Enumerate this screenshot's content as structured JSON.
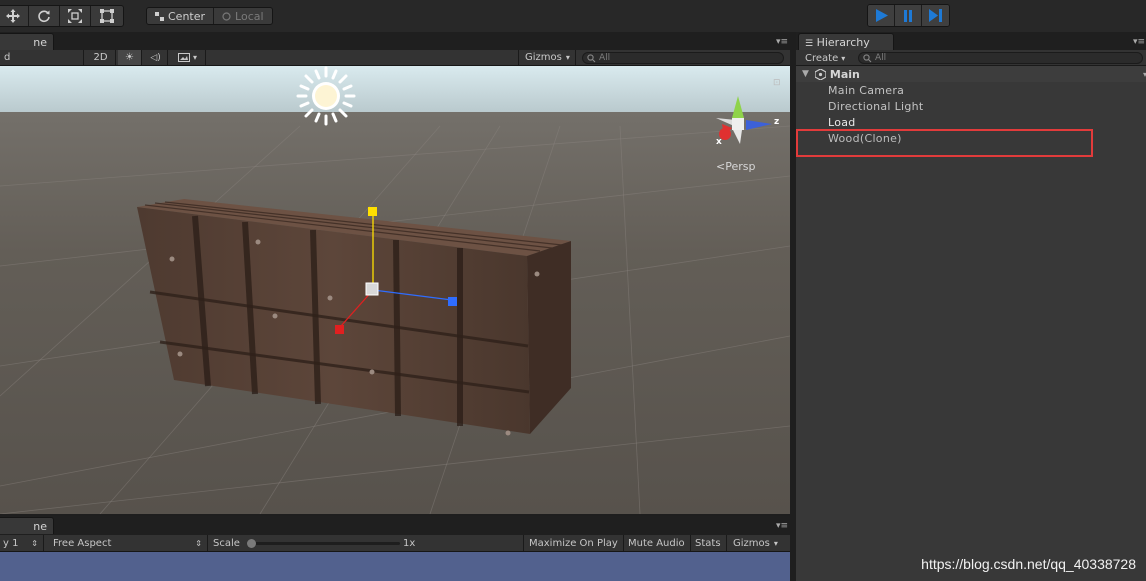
{
  "colors": {
    "play_active": "#1e7ad6",
    "highlight_box": "#e23b3b",
    "scene_ground": "#5f5a54",
    "sky": "#cfe2e8",
    "game_view_bg": "#52618e"
  },
  "toolbar": {
    "transform_tools": [
      "move-tool-icon",
      "rotate-tool-icon",
      "scale-tool-icon",
      "rect-tool-icon"
    ],
    "pivot_center_label": "Center",
    "pivot_local_label": "Local",
    "play_icons": [
      "play-icon",
      "pause-icon",
      "step-icon"
    ]
  },
  "scene": {
    "tab_label": "ne",
    "shading_label": "d",
    "mode_2d_label": "2D",
    "gizmos_label": "Gizmos",
    "search_placeholder": "All",
    "persp_label": "Persp",
    "axis_x_label": "x",
    "axis_z_label": "z"
  },
  "game": {
    "tab_label": "ne",
    "display_label": "y 1",
    "aspect_label": "Free Aspect",
    "scale_label": "Scale",
    "scale_value": "1x",
    "scale_level": 0,
    "maximize_label": "Maximize On Play",
    "mute_label": "Mute Audio",
    "stats_label": "Stats",
    "gizmos_label": "Gizmos"
  },
  "hierarchy": {
    "tab_label": "Hierarchy",
    "create_label": "Create",
    "search_placeholder": "All",
    "scene_name": "Main",
    "items": [
      "Main Camera",
      "Directional Light",
      "Load",
      "Wood(Clone)"
    ]
  },
  "watermark": "https://blog.csdn.net/qq_40338728"
}
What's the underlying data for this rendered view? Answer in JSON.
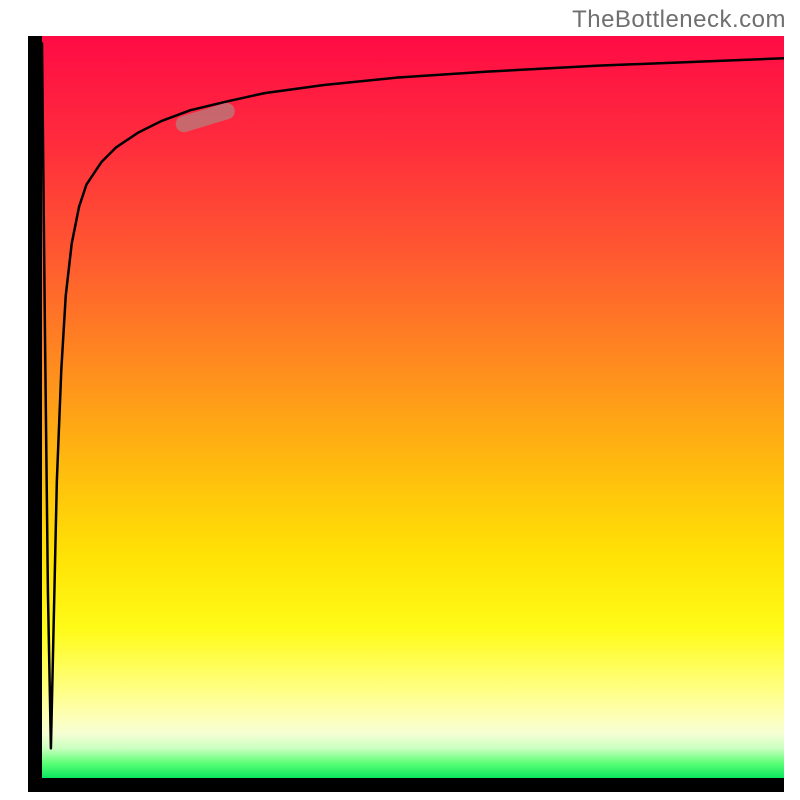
{
  "attribution": "TheBottleneck.com",
  "colors": {
    "frame": "#000000",
    "curve": "#000000",
    "marker": "#b97a7a",
    "gradient_stops": [
      "#ff0b45",
      "#ff5a30",
      "#ffbb0e",
      "#fffb18",
      "#ffff82",
      "#09e85f"
    ]
  },
  "chart_data": {
    "type": "line",
    "title": "",
    "xlabel": "",
    "ylabel": "",
    "xlim": [
      0,
      100
    ],
    "ylim": [
      0,
      100
    ],
    "grid": false,
    "annotations": [
      {
        "type": "pill_marker",
        "approx_x": 22,
        "approx_y": 89
      }
    ],
    "series": [
      {
        "name": "dip-curve",
        "x": [
          0,
          0.4,
          0.8,
          1.2,
          1.6,
          2.0,
          2.6,
          3.2,
          4,
          5,
          6,
          8,
          10,
          13,
          16,
          20,
          25,
          30,
          38,
          48,
          60,
          75,
          90,
          100
        ],
        "y": [
          99,
          60,
          25,
          4,
          22,
          40,
          55,
          65,
          72,
          77,
          80,
          83,
          85,
          87,
          88.5,
          90,
          91.2,
          92.3,
          93.4,
          94.4,
          95.2,
          96.0,
          96.6,
          97.0
        ]
      }
    ]
  }
}
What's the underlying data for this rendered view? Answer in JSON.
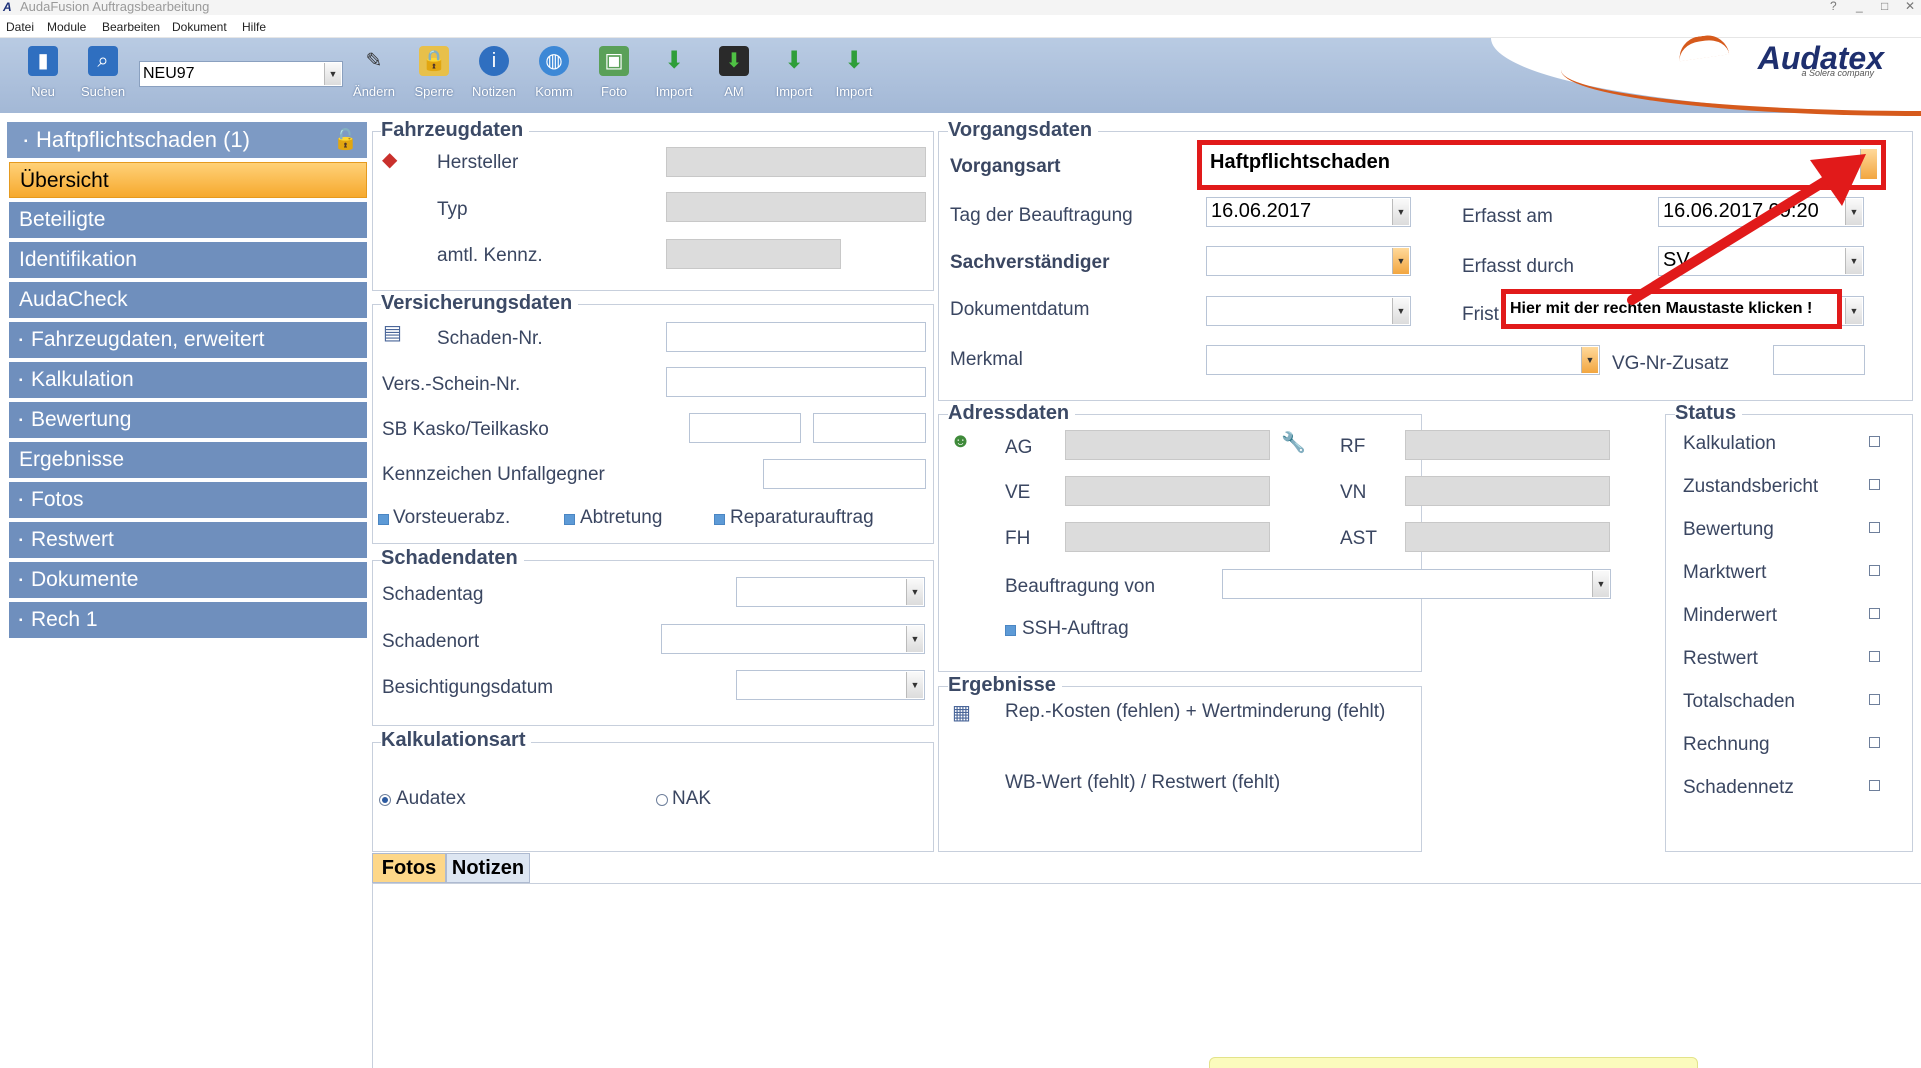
{
  "window": {
    "app_icon": "A",
    "title": "AudaFusion Auftragsbearbeitung",
    "controls": [
      "?",
      "_",
      "□",
      "✕"
    ]
  },
  "menu": [
    "Datei",
    "Module",
    "Bearbeiten",
    "Dokument",
    "Hilfe"
  ],
  "toolbar": {
    "neu": "Neu",
    "suchen": "Suchen",
    "case_value": "NEU97",
    "aendern": "Ändern",
    "sperre": "Sperre",
    "notizen": "Notizen",
    "komm": "Komm",
    "foto": "Foto",
    "import1": "Import",
    "am": "AM",
    "import2": "Import",
    "import3": "Import"
  },
  "brand": {
    "name": "Audatex",
    "tagline": "a Solera company"
  },
  "sidebar": {
    "header": "Haftpflichtschaden (1)",
    "items": [
      {
        "label": "Übersicht",
        "expandable": false,
        "active": true
      },
      {
        "label": "Beteiligte",
        "expandable": false
      },
      {
        "label": "Identifikation",
        "expandable": false
      },
      {
        "label": "AudaCheck",
        "expandable": false
      },
      {
        "label": "Fahrzeugdaten, erweitert",
        "expandable": true
      },
      {
        "label": "Kalkulation",
        "expandable": true
      },
      {
        "label": "Bewertung",
        "expandable": true
      },
      {
        "label": "Ergebnisse",
        "expandable": false
      },
      {
        "label": "Fotos",
        "expandable": true
      },
      {
        "label": "Restwert",
        "expandable": true
      },
      {
        "label": "Dokumente",
        "expandable": true
      },
      {
        "label": "Rech 1",
        "expandable": true
      }
    ]
  },
  "fahrzeug": {
    "title": "Fahrzeugdaten",
    "hersteller": "Hersteller",
    "typ": "Typ",
    "kennz": "amtl. Kennz."
  },
  "versicherung": {
    "title": "Versicherungsdaten",
    "schaden_nr": "Schaden-Nr.",
    "vers_schein": "Vers.-Schein-Nr.",
    "sb_kasko": "SB Kasko/Teilkasko",
    "kennz_gegner": "Kennzeichen Unfallgegner",
    "vorsteuer": "Vorsteuerabz.",
    "abtretung": "Abtretung",
    "reparaturauftrag": "Reparaturauftrag"
  },
  "schaden": {
    "title": "Schadendaten",
    "schadentag": "Schadentag",
    "schadenort": "Schadenort",
    "besichtigung": "Besichtigungsdatum"
  },
  "kalkulationsart": {
    "title": "Kalkulationsart",
    "audatex": "Audatex",
    "nak": "NAK",
    "selected": "Audatex"
  },
  "vorgang": {
    "title": "Vorgangsdaten",
    "vorgangsart_label": "Vorgangsart",
    "vorgangsart_value": "Haftpflichtschaden",
    "tag_label": "Tag der Beauftragung",
    "tag_value": "16.06.2017",
    "erfasst_am_label": "Erfasst am",
    "erfasst_am_value": "16.06.2017 09:20",
    "sv_label": "Sachverständiger",
    "erfasst_durch_label": "Erfasst durch",
    "erfasst_durch_value": "SV",
    "dokdatum_label": "Dokumentdatum",
    "frist_label": "Frist",
    "merkmal_label": "Merkmal",
    "vg_nr_label": "VG-Nr-Zusatz"
  },
  "annotation": {
    "text": "Hier mit der rechten Maustaste klicken !"
  },
  "adress": {
    "title": "Adressdaten",
    "ag": "AG",
    "rf": "RF",
    "ve": "VE",
    "vn": "VN",
    "fh": "FH",
    "ast": "AST",
    "beauftragung": "Beauftragung von",
    "ssh": "SSH-Auftrag"
  },
  "ergebnisse": {
    "title": "Ergebnisse",
    "line1": "Rep.-Kosten (fehlen) + Wertminderung (fehlt)",
    "line2": "WB-Wert (fehlt) / Restwert (fehlt)"
  },
  "status": {
    "title": "Status",
    "items": [
      "Kalkulation",
      "Zustandsbericht",
      "Bewertung",
      "Marktwert",
      "Minderwert",
      "Restwert",
      "Totalschaden",
      "Rechnung",
      "Schadennetz"
    ]
  },
  "tabs": {
    "fotos": "Fotos",
    "notizen": "Notizen"
  },
  "colors": {
    "accent_orange": "#f6a92e",
    "nav_blue": "#6f8fbd",
    "annotation_red": "#e11a1a"
  }
}
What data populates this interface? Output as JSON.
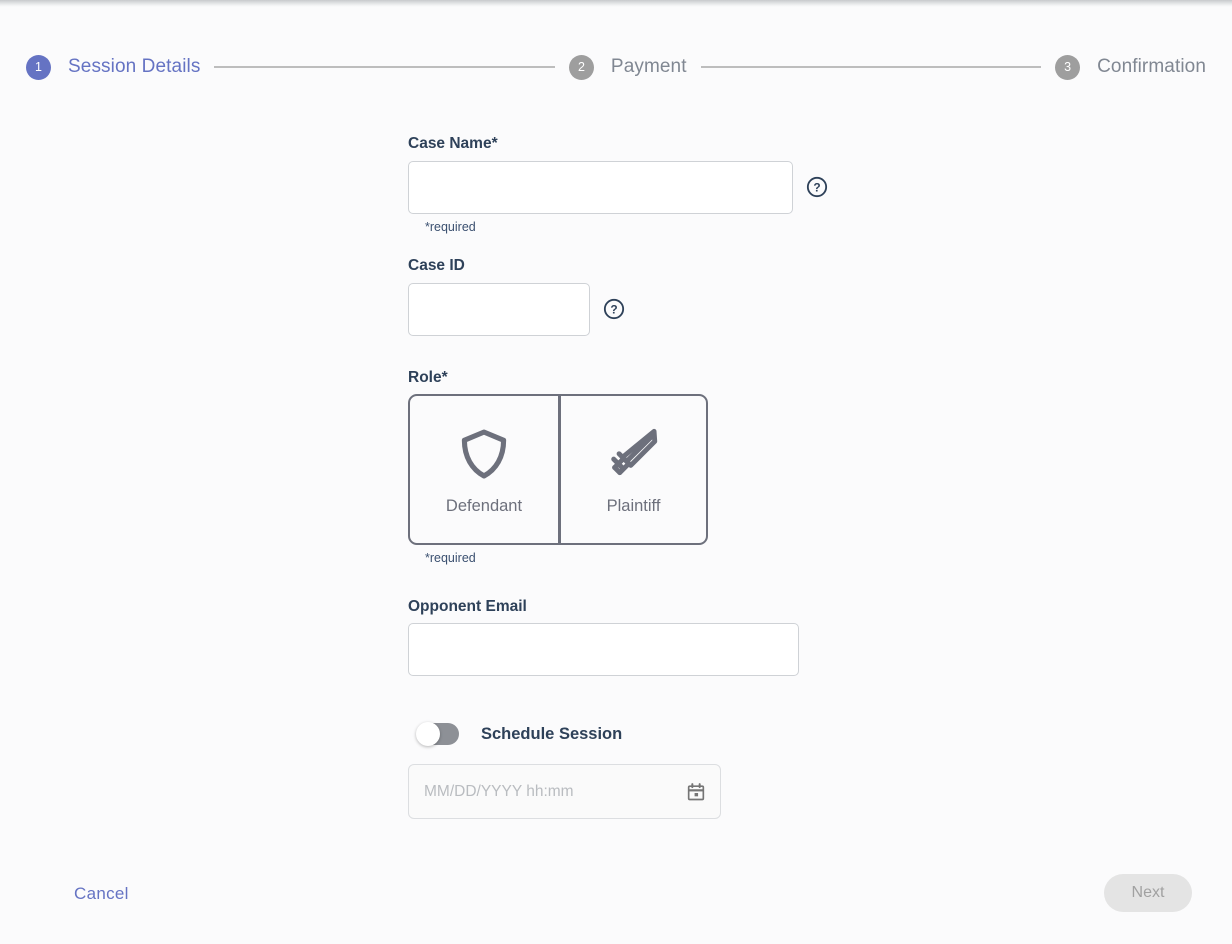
{
  "stepper": {
    "steps": [
      {
        "number": "1",
        "label": "Session Details",
        "state": "active"
      },
      {
        "number": "2",
        "label": "Payment",
        "state": "inactive"
      },
      {
        "number": "3",
        "label": "Confirmation",
        "state": "inactive"
      }
    ],
    "active_color": "#6573c3",
    "inactive_color": "#9e9e9e",
    "connector_color": "#bdbdbd"
  },
  "form": {
    "case_name": {
      "label": "Case Name*",
      "value": "",
      "placeholder": "",
      "help_icon": "help-circle-icon",
      "note": "*required"
    },
    "case_id": {
      "label": "Case ID",
      "value": "",
      "placeholder": "",
      "help_icon": "help-circle-icon"
    },
    "role": {
      "label": "Role*",
      "note": "*required",
      "options": [
        {
          "label": "Defendant",
          "icon": "shield-icon"
        },
        {
          "label": "Plaintiff",
          "icon": "sword-icon"
        }
      ],
      "selected": "",
      "border_color": "#6d707c"
    },
    "opponent_email": {
      "label": "Opponent Email",
      "value": "",
      "placeholder": ""
    },
    "schedule": {
      "toggle_label": "Schedule Session",
      "toggle_state": "off",
      "date_value": "",
      "date_placeholder": "MM/DD/YYYY hh:mm",
      "calendar_icon": "calendar-icon",
      "disabled": "true"
    }
  },
  "footer": {
    "cancel_label": "Cancel",
    "next_label": "Next",
    "next_state": "disabled",
    "cancel_color": "#6573c3"
  }
}
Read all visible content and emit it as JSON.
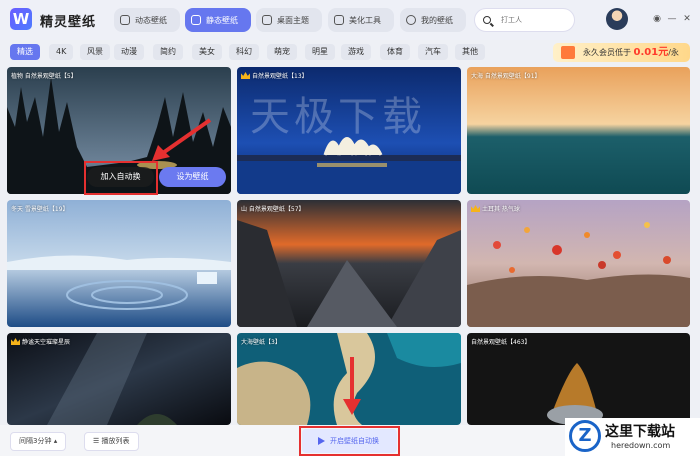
{
  "app": {
    "logo_letter": "W",
    "title": "精灵壁纸"
  },
  "nav": [
    {
      "label": "动态壁纸"
    },
    {
      "label": "静态壁纸"
    },
    {
      "label": "桌面主题"
    },
    {
      "label": "美化工具"
    },
    {
      "label": "我的壁纸"
    }
  ],
  "search": {
    "placeholder": "打工人"
  },
  "categories": [
    "精选",
    "4K",
    "风景",
    "动漫",
    "简约",
    "美女",
    "科幻",
    "萌宠",
    "明星",
    "游戏",
    "体育",
    "汽车",
    "其他"
  ],
  "vip_banner": {
    "text": "永久会员低于",
    "price": "0.01元",
    "suffix": "/永"
  },
  "cards": [
    {
      "title": "植物 自然景观壁纸【5】",
      "crown": false
    },
    {
      "title": "自然景观壁纸【13】",
      "crown": true
    },
    {
      "title": "大海 自然景观壁纸【91】",
      "crown": false
    },
    {
      "title": "冬天 雪景壁纸【19】",
      "crown": false
    },
    {
      "title": "山 自然景观壁纸【57】",
      "crown": false
    },
    {
      "title": "土耳其 热气球",
      "crown": true
    },
    {
      "title": "静谧天空璀璨星辰",
      "crown": true
    },
    {
      "title": "大海壁纸【3】",
      "crown": false
    },
    {
      "title": "自然景观壁纸【463】",
      "crown": false
    }
  ],
  "hover_buttons": {
    "add_auto": "加入自动换",
    "set_wallpaper": "设为壁纸"
  },
  "watermark": "天极下载",
  "bottom": {
    "interval": "间隔3分钟",
    "playlist": "播放列表",
    "start_auto": "开启壁纸自动换"
  },
  "brand": {
    "logo": "Z",
    "name": "这里下载站",
    "url": "heredown.com"
  },
  "colors": {
    "accent": "#6677ef",
    "highlight": "#e53030",
    "price": "#ff3a2a"
  }
}
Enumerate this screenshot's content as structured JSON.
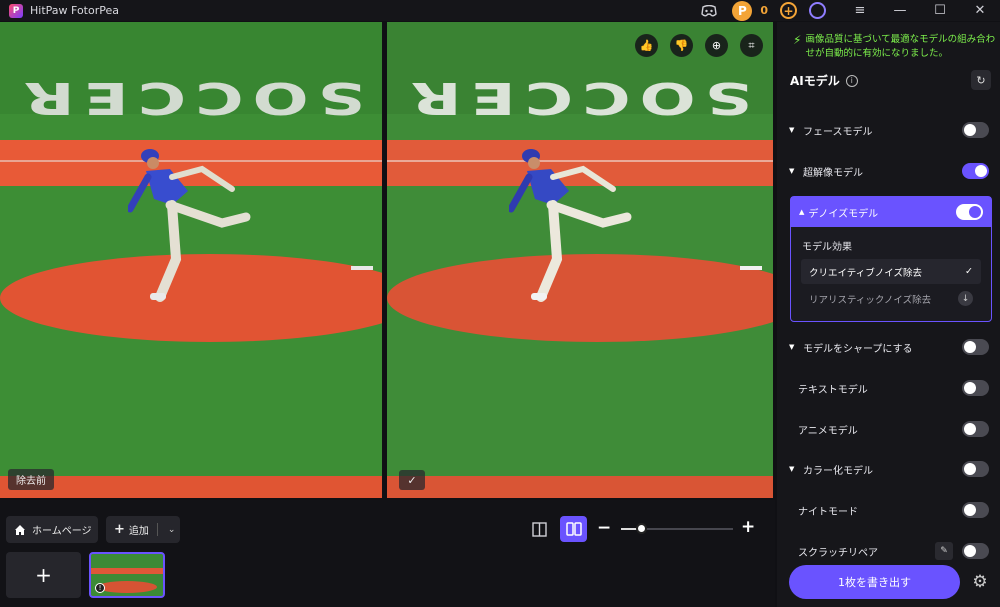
{
  "app": {
    "logo_letter": "P",
    "title": "HitPaw FotorPea"
  },
  "titlebar": {
    "coin_letter": "P",
    "coin_count": "0",
    "plus_glyph": "+",
    "menu_glyph": "≡",
    "minimize_glyph": "—",
    "maximize_glyph": "☐",
    "close_glyph": "✕"
  },
  "preview": {
    "before_label": "除去前",
    "stadium_text": "SOCCER",
    "after_check": "✓",
    "tools": {
      "like": "👍",
      "dislike": "👎",
      "zoom": "⊕",
      "crop": "⌗"
    }
  },
  "bottom": {
    "home_label": "ホームページ",
    "add_label": "追加",
    "add_plus": "+",
    "add_chevron": "⌄",
    "zoom_minus": "−",
    "zoom_plus": "+",
    "zoom_level": 0.18,
    "add_tile_glyph": "+",
    "thumb_info": "!"
  },
  "panel": {
    "notice": "画像品質に基づいて最適なモデルの組み合わせが自動的に有効になりました。",
    "ai_title": "AIモデル",
    "info_glyph": "i",
    "refresh_glyph": "↻",
    "rows": [
      {
        "label": "フェースモデル",
        "on": false
      },
      {
        "label": "超解像モデル",
        "on": true
      },
      {
        "label": "モデルをシャープにする",
        "on": false
      },
      {
        "label": "テキストモデル",
        "on": false
      },
      {
        "label": "アニメモデル",
        "on": false
      },
      {
        "label": "カラー化モデル",
        "on": false
      },
      {
        "label": "ナイトモード",
        "on": false
      },
      {
        "label": "スクラッチリペア",
        "on": false
      }
    ],
    "denoise": {
      "label": "デノイズモデル",
      "on": true,
      "effect_title": "モデル効果",
      "options": [
        {
          "label": "クリエイティブノイズ除去",
          "selected": true,
          "mark": "✓"
        },
        {
          "label": "リアリスティックノイズ除去",
          "selected": false,
          "mark": "↓"
        }
      ]
    },
    "export_label": "1枚を書き出す",
    "settings_glyph": "⚙"
  },
  "colors": {
    "accent": "#6a53ff",
    "notice": "#7df04c",
    "coin": "#f3a437",
    "clay": "#e15b3a",
    "grass": "#3f8c38"
  }
}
──────────────────────────────
What is being asked: From the entries above, copy each line holding "Beauftragung".

Result for this task:
    "tag_label": "Tag der Beauftragung",
    "beauftragung": "Beauftragung von",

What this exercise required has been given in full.